# What needs to be done
Here are some entries; quote each one exactly.

• • • • •

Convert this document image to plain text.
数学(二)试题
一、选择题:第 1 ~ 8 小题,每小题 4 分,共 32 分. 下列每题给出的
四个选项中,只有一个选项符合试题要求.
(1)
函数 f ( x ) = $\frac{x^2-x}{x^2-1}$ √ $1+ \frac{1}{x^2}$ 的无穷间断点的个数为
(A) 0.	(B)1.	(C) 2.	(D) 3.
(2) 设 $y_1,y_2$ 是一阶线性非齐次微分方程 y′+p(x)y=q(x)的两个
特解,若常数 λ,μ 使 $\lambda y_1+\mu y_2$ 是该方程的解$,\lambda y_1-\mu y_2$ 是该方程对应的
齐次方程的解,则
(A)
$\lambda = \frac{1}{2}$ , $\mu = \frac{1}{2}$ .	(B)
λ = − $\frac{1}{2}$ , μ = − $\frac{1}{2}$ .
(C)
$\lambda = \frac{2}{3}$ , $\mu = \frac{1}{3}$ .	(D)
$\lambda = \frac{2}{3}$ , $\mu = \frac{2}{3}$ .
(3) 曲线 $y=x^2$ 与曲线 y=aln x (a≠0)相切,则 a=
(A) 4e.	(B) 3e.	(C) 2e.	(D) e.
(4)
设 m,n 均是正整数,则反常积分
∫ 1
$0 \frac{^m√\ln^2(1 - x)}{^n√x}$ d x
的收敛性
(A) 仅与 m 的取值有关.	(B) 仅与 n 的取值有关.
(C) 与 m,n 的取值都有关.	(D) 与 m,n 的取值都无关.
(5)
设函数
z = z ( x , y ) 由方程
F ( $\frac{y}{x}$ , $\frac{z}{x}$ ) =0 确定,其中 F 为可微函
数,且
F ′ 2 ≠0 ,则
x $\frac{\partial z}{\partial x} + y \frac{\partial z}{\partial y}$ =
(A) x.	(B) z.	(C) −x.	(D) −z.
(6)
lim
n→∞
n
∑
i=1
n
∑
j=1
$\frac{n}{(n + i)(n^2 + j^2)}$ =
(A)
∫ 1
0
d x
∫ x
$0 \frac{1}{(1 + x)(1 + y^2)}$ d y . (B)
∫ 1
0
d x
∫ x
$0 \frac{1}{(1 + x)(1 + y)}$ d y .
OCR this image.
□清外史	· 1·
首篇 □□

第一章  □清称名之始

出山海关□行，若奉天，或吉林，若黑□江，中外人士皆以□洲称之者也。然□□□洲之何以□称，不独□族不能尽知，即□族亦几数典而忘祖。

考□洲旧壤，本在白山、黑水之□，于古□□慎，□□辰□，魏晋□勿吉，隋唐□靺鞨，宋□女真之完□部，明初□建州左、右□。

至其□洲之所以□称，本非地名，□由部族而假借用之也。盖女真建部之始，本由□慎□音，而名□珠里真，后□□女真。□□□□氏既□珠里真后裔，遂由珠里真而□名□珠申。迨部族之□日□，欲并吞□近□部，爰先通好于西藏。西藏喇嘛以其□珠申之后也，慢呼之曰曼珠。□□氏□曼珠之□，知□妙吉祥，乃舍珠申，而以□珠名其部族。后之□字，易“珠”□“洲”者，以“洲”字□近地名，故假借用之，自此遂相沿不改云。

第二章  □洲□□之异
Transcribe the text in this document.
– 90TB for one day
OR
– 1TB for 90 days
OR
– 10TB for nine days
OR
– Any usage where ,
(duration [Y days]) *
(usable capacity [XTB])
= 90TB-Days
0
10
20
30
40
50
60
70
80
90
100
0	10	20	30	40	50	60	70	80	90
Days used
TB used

• • • • •

# Correct result
Convert this document image to plain text.
数学(二)试题
一、选择题:第 1 ~ 8 小题,每小题 4 分,共 32 分. 下列每题给出的
四个选项中,只有一个选项符合试题要求.
(1)
函数 f ( x ) = $\frac{x^2-x}{x^2-1}$ √ $1+ \frac{1}{x^2}$ 的无穷间断点的个数为
(A) 0.	(B)1.	(C) 2.	(D) 3.
(2) 设 $y_1,y_2$ 是一阶线性非齐次微分方程 y′+p(x)y=q(x)的两个
特解,若常数 λ,μ 使 $\lambda y_1+\mu y_2$ 是该方程的解$,\lambda y_1-\mu y_2$ 是该方程对应的
齐次方程的解,则
(A)
$\lambda = \frac{1}{2}$ , $\mu = \frac{1}{2}$ .	(B)
λ = − $\frac{1}{2}$ , μ = − $\frac{1}{2}$ .
(C)
$\lambda = \frac{2}{3}$ , $\mu = \frac{1}{3}$ .	(D)
$\lambda = \frac{2}{3}$ , $\mu = \frac{2}{3}$ .
(3) 曲线 $y=x^2$ 与曲线 y=aln x (a≠0)相切,则 a=
(A) 4e.	(B) 3e.	(C) 2e.	(D) e.
(4)
设 m,n 均是正整数,则反常积分
∫ 1
$0 \frac{^m√\ln^2(1 - x)}{^n√x}$ d x
的收敛性
(A) 仅与 m 的取值有关.	(B) 仅与 n 的取值有关.
(C) 与 m,n 的取值都有关.	(D) 与 m,n 的取值都无关.
(5)
设函数
z = z ( x , y ) 由方程
F ( $\frac{y}{x}$ , $\frac{z}{x}$ ) =0 确定,其中 F 为可微函
数,且
F ′ 2 ≠0 ,则
x $\frac{\partial z}{\partial x} + y \frac{\partial z}{\partial y}$ =
(A) x.	(B) z.	(C) −x.	(D) −z.
(6)
lim
n→∞
n
∑
i=1
n
∑
j=1
$\frac{n}{(n + i)(n^2 + j^2)}$ =
(A)
∫ 1
0
d x
∫ x
$0 \frac{1}{(1 + x)(1 + y^2)}$ d y . (B)
∫ 1
0
d x
∫ x
$0 \frac{1}{(1 + x)(1 + y)}$ d y .
OCR this image.
□清外史	· 1·
首篇 □□

第一章  □清称名之始

出山海关□行，若奉天，或吉林，若黑□江，中外人士皆以□洲称之者也。然□□□洲之何以□称，不独□族不能尽知，即□族亦几数典而忘祖。

考□洲旧壤，本在白山、黑水之□，于古□□慎，□□辰□，魏晋□勿吉，隋唐□靺鞨，宋□女真之完□部，明初□建州左、右□。

至其□洲之所以□称，本非地名，□由部族而假借用之也。盖女真建部之始，本由□慎□音，而名□珠里真，后□□女真。□□□□氏既□珠里真后裔，遂由珠里真而□名□珠申。迨部族之□日□，欲并吞□近□部，爰先通好于西藏。西藏喇嘛以其□珠申之后也，慢呼之曰曼珠。□□氏□曼珠之□，知□妙吉祥，乃舍珠申，而以□珠名其部族。后之□字，易“珠”□“洲”者，以“洲”字□近地名，故假借用之，自此遂相沿不改云。

第二章  □洲□□之异
Transcribe the text in this document.
– 90TB for one day
OR
– 1TB for 90 days
OR
– 10TB for nine days
OR
– Any usage where ,
(duration [Y days]) *
(usable capacity [XTB])
= 90TB-Days
0
10
20
30
40
50
60
70
80
90
100
0	10	20	30	40	50	60	70	80	90
Days used
TB used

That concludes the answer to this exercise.